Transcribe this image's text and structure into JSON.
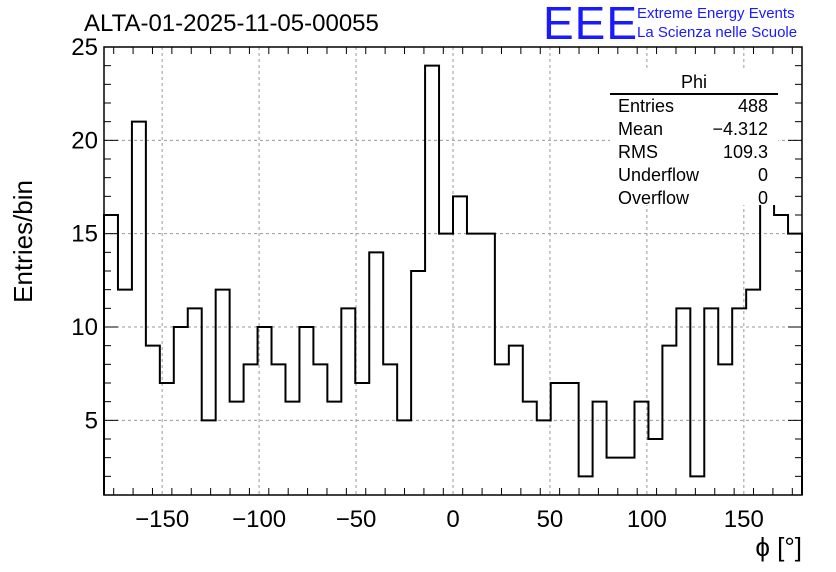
{
  "chart_data": {
    "type": "histogram",
    "title": "ALTA-01-2025-11-05-00055",
    "xlabel": "ϕ [°]",
    "ylabel": "Entries/bin",
    "xlim": [
      -180,
      180
    ],
    "ylim": [
      1,
      25
    ],
    "bin_width": 7.2,
    "grid": true,
    "x_ticks": [
      -150,
      -100,
      -50,
      0,
      50,
      100,
      150
    ],
    "x_tick_labels": [
      "−150",
      "−100",
      "−50",
      "0",
      "50",
      "100",
      "150"
    ],
    "y_ticks": [
      5,
      10,
      15,
      20,
      25
    ],
    "y_tick_labels": [
      "5",
      "10",
      "15",
      "20",
      "25"
    ],
    "values": [
      16,
      12,
      21,
      9,
      7,
      10,
      11,
      5,
      12,
      6,
      8,
      10,
      8,
      6,
      10,
      8,
      6,
      11,
      7,
      14,
      8,
      5,
      13,
      24,
      15,
      17,
      15,
      15,
      8,
      9,
      6,
      5,
      7,
      7,
      2,
      6,
      3,
      3,
      6,
      4,
      9,
      11,
      2,
      11,
      8,
      11,
      12,
      18,
      16,
      15
    ]
  },
  "stats_box": {
    "title": "Phi",
    "rows": [
      {
        "label": "Entries",
        "value": "488"
      },
      {
        "label": "Mean",
        "value": "−4.312"
      },
      {
        "label": "RMS",
        "value": "109.3"
      },
      {
        "label": "Underflow",
        "value": "0"
      },
      {
        "label": "Overflow",
        "value": "0"
      }
    ]
  },
  "logo": {
    "mark": "EEE",
    "line1": "Extreme Energy Events",
    "line2": "La Scienza nelle Scuole",
    "color": "#1a1aff"
  }
}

Do this
Leave out the pictures and print each record exactly as it stands.

Result below
Transcribe this image's text and structure into JSON.
{
  "chart_data": {
    "type": "histogram",
    "title": "ALTA-01-2025-11-05-00055",
    "xlabel": "ϕ [°]",
    "ylabel": "Entries/bin",
    "xlim": [
      -180,
      180
    ],
    "ylim": [
      1,
      25
    ],
    "bin_width": 7.2,
    "grid": true,
    "x_ticks": [
      -150,
      -100,
      -50,
      0,
      50,
      100,
      150
    ],
    "x_tick_labels": [
      "−150",
      "−100",
      "−50",
      "0",
      "50",
      "100",
      "150"
    ],
    "y_ticks": [
      5,
      10,
      15,
      20,
      25
    ],
    "y_tick_labels": [
      "5",
      "10",
      "15",
      "20",
      "25"
    ],
    "values": [
      16,
      12,
      21,
      9,
      7,
      10,
      11,
      5,
      12,
      6,
      8,
      10,
      8,
      6,
      10,
      8,
      6,
      11,
      7,
      14,
      8,
      5,
      13,
      24,
      15,
      17,
      15,
      15,
      8,
      9,
      6,
      5,
      7,
      7,
      2,
      6,
      3,
      3,
      6,
      4,
      9,
      11,
      2,
      11,
      8,
      11,
      12,
      18,
      16,
      15
    ]
  },
  "stats_box": {
    "title": "Phi",
    "rows": [
      {
        "label": "Entries",
        "value": "488"
      },
      {
        "label": "Mean",
        "value": "−4.312"
      },
      {
        "label": "RMS",
        "value": "109.3"
      },
      {
        "label": "Underflow",
        "value": "0"
      },
      {
        "label": "Overflow",
        "value": "0"
      }
    ]
  },
  "logo": {
    "mark": "EEE",
    "line1": "Extreme Energy Events",
    "line2": "La Scienza nelle Scuole",
    "color": "#1a1aff"
  }
}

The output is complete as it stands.